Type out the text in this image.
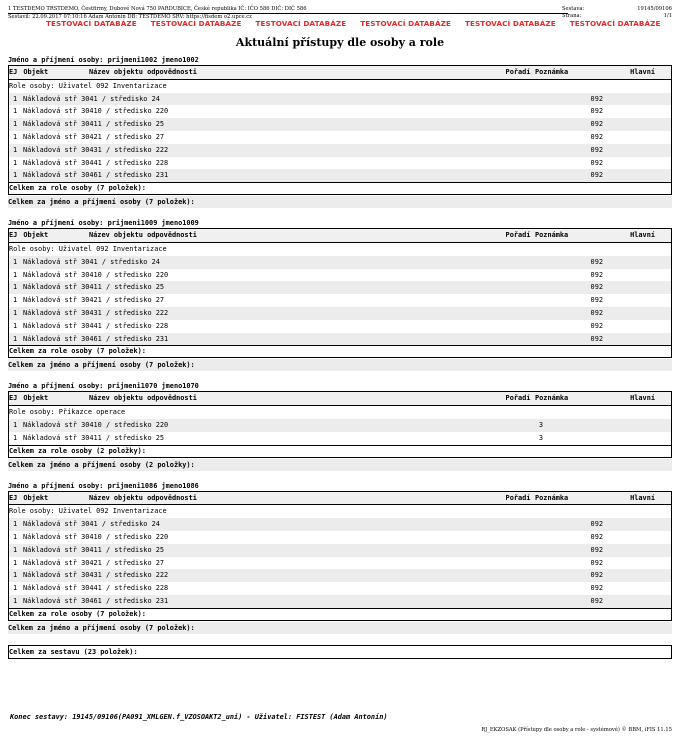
1 TESTDEMO TRSTDEMO, Čestfirmy, Dubové Nová 750 PARDUBICE, České republika IČ: IČO 586 DIČ: DIČ 586
Sestavil: 22.09.2017 07:10:16 Adam Antonin DB: TESTDEMO SRV: https://fisdem o2.upce.cz
Sestava:	19145/09106
Strana:	1/1
TESTOVACÍ DATABÁZE TESTOVACÍ DATABÁZE TESTOVACÍ DATABÁZE TESTOVACÍ DATABÁZE TESTOVACÍ DATABÁZE TESTOVACÍ DATABÁZE
Aktuální přístupy dle osoby a role
Jméno a příjmení osoby: prijmeni1002 jmeno1002
EJ Objekt	Název objektu odpovědnosti	Pořadí Poznámka	Hlavní
Role osoby: Uživatel 092 Inventarizace
1 Nákladová stř 3041 / středisko 24	092
1 Nákladová stř 30410 / středisko 220	092
1 Nákladová stř 30411 / středisko 25	092
1 Nákladová stř 30421 / středisko 27	092
1 Nákladová stř 30431 / středisko 222	092
1 Nákladová stř 30441 / středisko 228	092
1 Nákladová stř 30461 / středisko 231	092
Celkem za role osoby (7 položek):
Celkem za jméno a příjmení osoby (7 položek):
Jméno a příjmení osoby: prijmeni1009 jmeno1009
EJ Objekt	Název objektu odpovědnosti	Pořadí Poznámka	Hlavní
Role osoby: Uživatel 092 Inventarizace
1 Nákladová stř 3041 / středisko 24	092
1 Nákladová stř 30410 / středisko 220	092
1 Nákladová stř 30411 / středisko 25	092
1 Nákladová stř 30421 / středisko 27	092
1 Nákladová stř 30431 / středisko 222	092
1 Nákladová stř 30441 / středisko 228	092
1 Nákladová stř 30461 / středisko 231	092
Celkem za role osoby (7 položek):
Celkem za jméno a příjmení osoby (7 položek):
Jméno a příjmení osoby: prijmeni1070 jmeno1070
EJ Objekt	Název objektu odpovědnosti	Pořadí Poznámka	Hlavní
Role osoby: Příkazce operace
1 Nákladová stř 30410 / středisko 220	3
1 Nákladová stř 30411 / středisko 25	3
Celkem za role osoby (2 položky):
Celkem za jméno a příjmení osoby (2 položky):
Jméno a příjmení osoby: prijmeni1086 jmeno1086
EJ Objekt	Název objektu odpovědnosti	Pořadí Poznámka	Hlavní
Role osoby: Uživatel 092 Inventarizace
1 Nákladová stř 3041 / středisko 24	092
1 Nákladová stř 30410 / středisko 220	092
1 Nákladová stř 30411 / středisko 25	092
1 Nákladová stř 30421 / středisko 27	092
1 Nákladová stř 30431 / středisko 222	092
1 Nákladová stř 30441 / středisko 228	092
1 Nákladová stř 30461 / středisko 231	092
Celkem za role osoby (7 položek):
Celkem za jméno a příjmení osoby (7 položek):
Celkem za sestavu (23 položek):
Konec sestavy: 19145/09106(PA091_XMLGEN.f_VZOSOAKT2_uni) - Uživatel: FISTEST (Adam Antonín)
RJ_EKZOSAK (Přístupy dle osoby a role - systémové) © BBM, iFIS 11.15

———

▸ **Work to be completed**:
Restate each entry word for word, please, but drop any images it holds.

▸ **Solution for this task**:
Type out the text in this image.
1 TESTDEMO TRSTDEMO, Čestfirmy, Dubové Nová 750 PARDUBICE, České republika IČ: IČO 586 DIČ: DIČ 586
Sestavil: 22.09.2017 07:10:16 Adam Antonin DB: TESTDEMO SRV: https://fisdem o2.upce.cz
Sestava:	19145/09106
Strana:	1/1
TESTOVACÍ DATABÁZE TESTOVACÍ DATABÁZE TESTOVACÍ DATABÁZE TESTOVACÍ DATABÁZE TESTOVACÍ DATABÁZE TESTOVACÍ DATABÁZE
Aktuální přístupy dle osoby a role
Jméno a příjmení osoby: prijmeni1002 jmeno1002
EJ Objekt	Název objektu odpovědnosti	Pořadí Poznámka	Hlavní
Role osoby: Uživatel 092 Inventarizace
1 Nákladová stř 3041 / středisko 24	092
1 Nákladová stř 30410 / středisko 220	092
1 Nákladová stř 30411 / středisko 25	092
1 Nákladová stř 30421 / středisko 27	092
1 Nákladová stř 30431 / středisko 222	092
1 Nákladová stř 30441 / středisko 228	092
1 Nákladová stř 30461 / středisko 231	092
Celkem za role osoby (7 položek):
Celkem za jméno a příjmení osoby (7 položek):
Jméno a příjmení osoby: prijmeni1009 jmeno1009
EJ Objekt	Název objektu odpovědnosti	Pořadí Poznámka	Hlavní
Role osoby: Uživatel 092 Inventarizace
1 Nákladová stř 3041 / středisko 24	092
1 Nákladová stř 30410 / středisko 220	092
1 Nákladová stř 30411 / středisko 25	092
1 Nákladová stř 30421 / středisko 27	092
1 Nákladová stř 30431 / středisko 222	092
1 Nákladová stř 30441 / středisko 228	092
1 Nákladová stř 30461 / středisko 231	092
Celkem za role osoby (7 položek):
Celkem za jméno a příjmení osoby (7 položek):
Jméno a příjmení osoby: prijmeni1070 jmeno1070
EJ Objekt	Název objektu odpovědnosti	Pořadí Poznámka	Hlavní
Role osoby: Příkazce operace
1 Nákladová stř 30410 / středisko 220	3
1 Nákladová stř 30411 / středisko 25	3
Celkem za role osoby (2 položky):
Celkem za jméno a příjmení osoby (2 položky):
Jméno a příjmení osoby: prijmeni1086 jmeno1086
EJ Objekt	Název objektu odpovědnosti	Pořadí Poznámka	Hlavní
Role osoby: Uživatel 092 Inventarizace
1 Nákladová stř 3041 / středisko 24	092
1 Nákladová stř 30410 / středisko 220	092
1 Nákladová stř 30411 / středisko 25	092
1 Nákladová stř 30421 / středisko 27	092
1 Nákladová stř 30431 / středisko 222	092
1 Nákladová stř 30441 / středisko 228	092
1 Nákladová stř 30461 / středisko 231	092
Celkem za role osoby (7 položek):
Celkem za jméno a příjmení osoby (7 položek):
Celkem za sestavu (23 položek):
Konec sestavy: 19145/09106(PA091_XMLGEN.f_VZOSOAKT2_uni) - Uživatel: FISTEST (Adam Antonín)
RJ_EKZOSAK (Přístupy dle osoby a role - systémové) © BBM, iFIS 11.15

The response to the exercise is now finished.